TASK DETAILS → Pull every line holding the string "κόκκινο" from the records below.

Extracted data entries
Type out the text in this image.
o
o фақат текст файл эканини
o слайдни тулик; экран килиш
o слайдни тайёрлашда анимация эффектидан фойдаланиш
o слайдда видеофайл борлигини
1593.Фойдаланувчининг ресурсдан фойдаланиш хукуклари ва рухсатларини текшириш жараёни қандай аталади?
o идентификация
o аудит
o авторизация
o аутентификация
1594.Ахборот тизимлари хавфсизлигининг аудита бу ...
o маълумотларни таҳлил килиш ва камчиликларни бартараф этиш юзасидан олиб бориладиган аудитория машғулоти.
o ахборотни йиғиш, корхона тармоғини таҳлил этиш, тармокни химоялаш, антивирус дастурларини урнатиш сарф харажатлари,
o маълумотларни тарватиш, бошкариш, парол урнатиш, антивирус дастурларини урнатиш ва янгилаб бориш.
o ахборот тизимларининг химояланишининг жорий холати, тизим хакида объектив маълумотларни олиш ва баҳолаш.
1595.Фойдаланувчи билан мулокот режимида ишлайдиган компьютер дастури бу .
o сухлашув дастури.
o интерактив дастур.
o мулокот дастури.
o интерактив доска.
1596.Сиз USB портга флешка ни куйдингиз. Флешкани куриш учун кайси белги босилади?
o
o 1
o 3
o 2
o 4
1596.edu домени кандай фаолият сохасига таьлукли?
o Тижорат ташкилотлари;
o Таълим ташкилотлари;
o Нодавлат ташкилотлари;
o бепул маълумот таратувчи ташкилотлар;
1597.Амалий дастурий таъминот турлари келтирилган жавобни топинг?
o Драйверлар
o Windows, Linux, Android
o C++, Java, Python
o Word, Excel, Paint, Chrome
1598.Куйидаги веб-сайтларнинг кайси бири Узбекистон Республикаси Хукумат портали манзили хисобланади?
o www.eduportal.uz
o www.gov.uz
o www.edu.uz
...
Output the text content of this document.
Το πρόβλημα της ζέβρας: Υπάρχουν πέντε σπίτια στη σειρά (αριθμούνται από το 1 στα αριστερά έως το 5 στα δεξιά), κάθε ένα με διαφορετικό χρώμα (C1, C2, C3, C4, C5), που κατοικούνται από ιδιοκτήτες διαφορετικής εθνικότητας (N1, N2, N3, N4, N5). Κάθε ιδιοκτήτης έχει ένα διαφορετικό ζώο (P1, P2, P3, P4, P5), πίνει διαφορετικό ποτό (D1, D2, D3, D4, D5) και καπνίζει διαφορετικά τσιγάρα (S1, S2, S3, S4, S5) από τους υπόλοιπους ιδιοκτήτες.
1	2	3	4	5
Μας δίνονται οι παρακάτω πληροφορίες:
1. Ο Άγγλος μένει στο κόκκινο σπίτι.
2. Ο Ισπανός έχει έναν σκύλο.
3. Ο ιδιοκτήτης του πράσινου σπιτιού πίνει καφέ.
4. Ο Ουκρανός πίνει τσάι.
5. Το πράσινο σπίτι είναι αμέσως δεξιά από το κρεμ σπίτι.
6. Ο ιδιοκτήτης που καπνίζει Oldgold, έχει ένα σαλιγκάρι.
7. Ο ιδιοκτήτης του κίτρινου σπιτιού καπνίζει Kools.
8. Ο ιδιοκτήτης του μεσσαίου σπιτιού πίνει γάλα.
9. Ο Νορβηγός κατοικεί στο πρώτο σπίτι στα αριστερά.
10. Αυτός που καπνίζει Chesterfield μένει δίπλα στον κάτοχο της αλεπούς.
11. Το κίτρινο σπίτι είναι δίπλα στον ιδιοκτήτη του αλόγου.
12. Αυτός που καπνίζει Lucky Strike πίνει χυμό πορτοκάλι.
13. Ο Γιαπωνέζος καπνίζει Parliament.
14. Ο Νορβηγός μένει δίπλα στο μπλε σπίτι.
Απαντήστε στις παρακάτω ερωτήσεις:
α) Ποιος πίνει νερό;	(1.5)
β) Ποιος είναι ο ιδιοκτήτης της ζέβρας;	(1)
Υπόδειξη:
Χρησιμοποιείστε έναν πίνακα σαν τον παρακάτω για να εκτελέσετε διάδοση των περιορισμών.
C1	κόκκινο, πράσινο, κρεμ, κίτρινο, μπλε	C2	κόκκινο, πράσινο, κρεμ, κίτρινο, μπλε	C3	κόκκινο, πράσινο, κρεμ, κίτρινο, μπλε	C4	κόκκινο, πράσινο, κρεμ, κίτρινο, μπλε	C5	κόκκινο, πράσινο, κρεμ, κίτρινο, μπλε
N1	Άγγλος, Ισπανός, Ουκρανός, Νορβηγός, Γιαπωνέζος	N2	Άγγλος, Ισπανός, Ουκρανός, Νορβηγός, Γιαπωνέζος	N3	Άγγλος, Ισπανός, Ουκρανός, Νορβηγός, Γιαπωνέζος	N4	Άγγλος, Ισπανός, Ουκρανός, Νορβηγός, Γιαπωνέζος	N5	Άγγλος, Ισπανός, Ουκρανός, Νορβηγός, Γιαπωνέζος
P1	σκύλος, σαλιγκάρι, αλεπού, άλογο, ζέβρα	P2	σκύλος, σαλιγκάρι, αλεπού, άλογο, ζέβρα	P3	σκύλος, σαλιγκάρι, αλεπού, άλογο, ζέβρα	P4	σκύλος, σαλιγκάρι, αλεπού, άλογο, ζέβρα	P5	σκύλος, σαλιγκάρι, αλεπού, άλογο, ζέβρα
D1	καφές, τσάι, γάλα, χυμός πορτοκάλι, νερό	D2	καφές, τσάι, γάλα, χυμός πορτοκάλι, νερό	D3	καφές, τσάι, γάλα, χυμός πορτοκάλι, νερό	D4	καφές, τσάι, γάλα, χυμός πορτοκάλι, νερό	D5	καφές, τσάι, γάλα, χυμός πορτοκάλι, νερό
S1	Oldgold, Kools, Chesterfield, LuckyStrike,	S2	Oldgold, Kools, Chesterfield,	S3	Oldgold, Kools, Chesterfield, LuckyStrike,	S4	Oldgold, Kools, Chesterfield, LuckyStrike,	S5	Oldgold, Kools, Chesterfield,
==
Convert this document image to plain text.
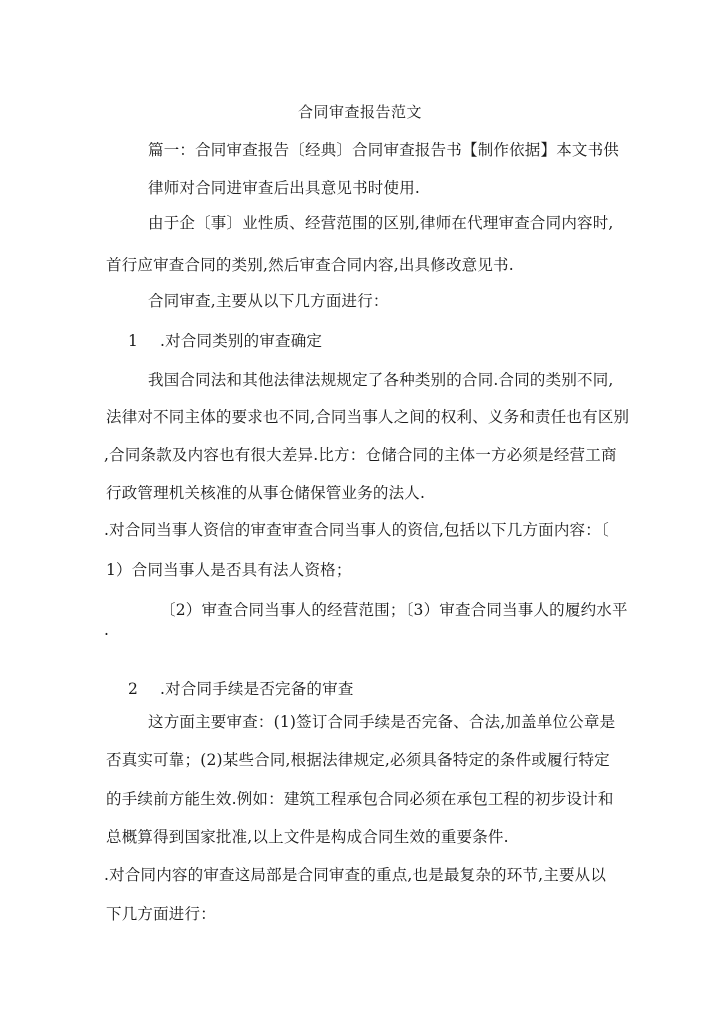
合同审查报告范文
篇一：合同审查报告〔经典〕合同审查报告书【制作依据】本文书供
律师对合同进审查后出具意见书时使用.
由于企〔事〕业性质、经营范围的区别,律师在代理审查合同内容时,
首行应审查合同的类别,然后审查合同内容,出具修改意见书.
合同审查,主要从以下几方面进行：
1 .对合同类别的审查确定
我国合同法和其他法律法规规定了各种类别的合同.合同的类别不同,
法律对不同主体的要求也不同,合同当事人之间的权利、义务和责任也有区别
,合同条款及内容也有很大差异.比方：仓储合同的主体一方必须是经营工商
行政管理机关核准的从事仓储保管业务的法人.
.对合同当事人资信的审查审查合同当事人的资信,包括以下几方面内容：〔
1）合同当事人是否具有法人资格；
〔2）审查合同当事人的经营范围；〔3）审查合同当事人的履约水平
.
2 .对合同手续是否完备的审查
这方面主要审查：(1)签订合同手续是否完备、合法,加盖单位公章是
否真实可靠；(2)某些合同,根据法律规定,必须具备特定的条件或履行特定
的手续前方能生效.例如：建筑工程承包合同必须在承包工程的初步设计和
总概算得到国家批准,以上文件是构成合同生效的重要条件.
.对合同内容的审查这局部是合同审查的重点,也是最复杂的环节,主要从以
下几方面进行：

RESULT FOR THIS TASK →
1. Ο Άγγλος μένει στο κόκκινο σπίτι.
C1	κόκκινο, πράσινο, κρεμ, κίτρινο, μπλε	C2	κόκκινο, πράσινο, κρεμ, κίτρινο, μπλε	C3	κόκκινο, πράσινο, κρεμ, κίτρινο, μπλε	C4	κόκκινο, πράσινο, κρεμ, κίτρινο, μπλε	C5	κόκκινο, πράσινο, κρεμ, κίτρινο, μπλε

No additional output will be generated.